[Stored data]
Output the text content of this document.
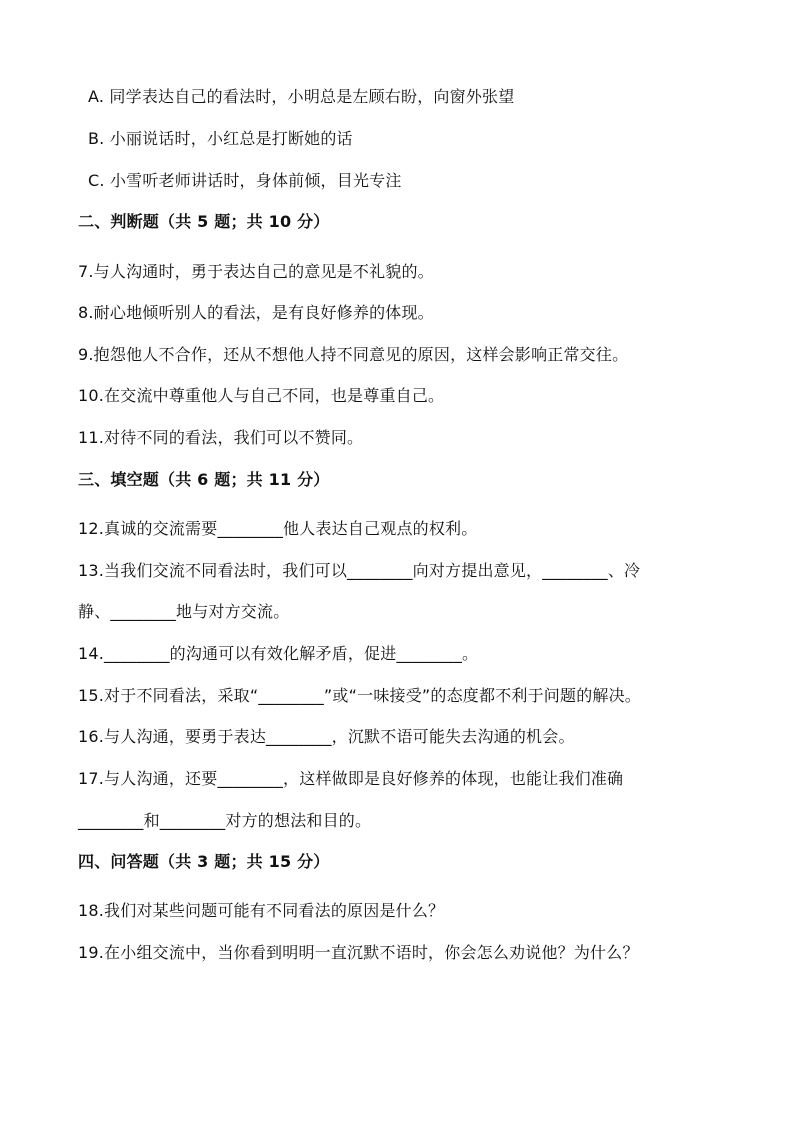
A. 同学表达自己的看法时，小明总是左顾右盼，向窗外张望
B. 小丽说话时，小红总是打断她的话
C. 小雪听老师讲话时，身体前倾，目光专注
二、判断题（共 5 题；共 10 分）
7.与人沟通时，勇于表达自己的意见是不礼貌的。
8.耐心地倾听别人的看法，是有良好修养的体现。
9.抱怨他人不合作，还从不想他人持不同意见的原因，这样会影响正常交往。
10.在交流中尊重他人与自己不同，也是尊重自己。
11.对待不同的看法，我们可以不赞同。
三、填空题（共 6 题；共 11 分）
12.真诚的交流需要________他人表达自己观点的权利。
13.当我们交流不同看法时，我们可以________向对方提出意见，________、冷
静、________地与对方交流。
14.________的沟通可以有效化解矛盾，促进________。
15.对于不同看法，采取“________”或“一味接受”的态度都不利于问题的解决。
16.与人沟通，要勇于表达________，沉默不语可能失去沟通的机会。
17.与人沟通，还要________，这样做即是良好修养的体现，也能让我们准确
________和________对方的想法和目的。
四、问答题（共 3 题；共 15 分）
18.我们对某些问题可能有不同看法的原因是什么？
19.在小组交流中，当你看到明明一直沉默不语时，你会怎么劝说他？为什么？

* TASK PROMPT:
Copy the listing in full and without alteration, omitting every picture.

* EXPECTED OUTPUT:
Output the text content of this document.
A. 同学表达自己的看法时，小明总是左顾右盼，向窗外张望
B. 小丽说话时，小红总是打断她的话
C. 小雪听老师讲话时，身体前倾，目光专注
二、判断题（共 5 题；共 10 分）
7.与人沟通时，勇于表达自己的意见是不礼貌的。
8.耐心地倾听别人的看法，是有良好修养的体现。
9.抱怨他人不合作，还从不想他人持不同意见的原因，这样会影响正常交往。
10.在交流中尊重他人与自己不同，也是尊重自己。
11.对待不同的看法，我们可以不赞同。
三、填空题（共 6 题；共 11 分）
12.真诚的交流需要________他人表达自己观点的权利。
13.当我们交流不同看法时，我们可以________向对方提出意见，________、冷
静、________地与对方交流。
14.________的沟通可以有效化解矛盾，促进________。
15.对于不同看法，采取“________”或“一味接受”的态度都不利于问题的解决。
16.与人沟通，要勇于表达________，沉默不语可能失去沟通的机会。
17.与人沟通，还要________，这样做即是良好修养的体现，也能让我们准确
________和________对方的想法和目的。
四、问答题（共 3 题；共 15 分）
18.我们对某些问题可能有不同看法的原因是什么？
19.在小组交流中，当你看到明明一直沉默不语时，你会怎么劝说他？为什么？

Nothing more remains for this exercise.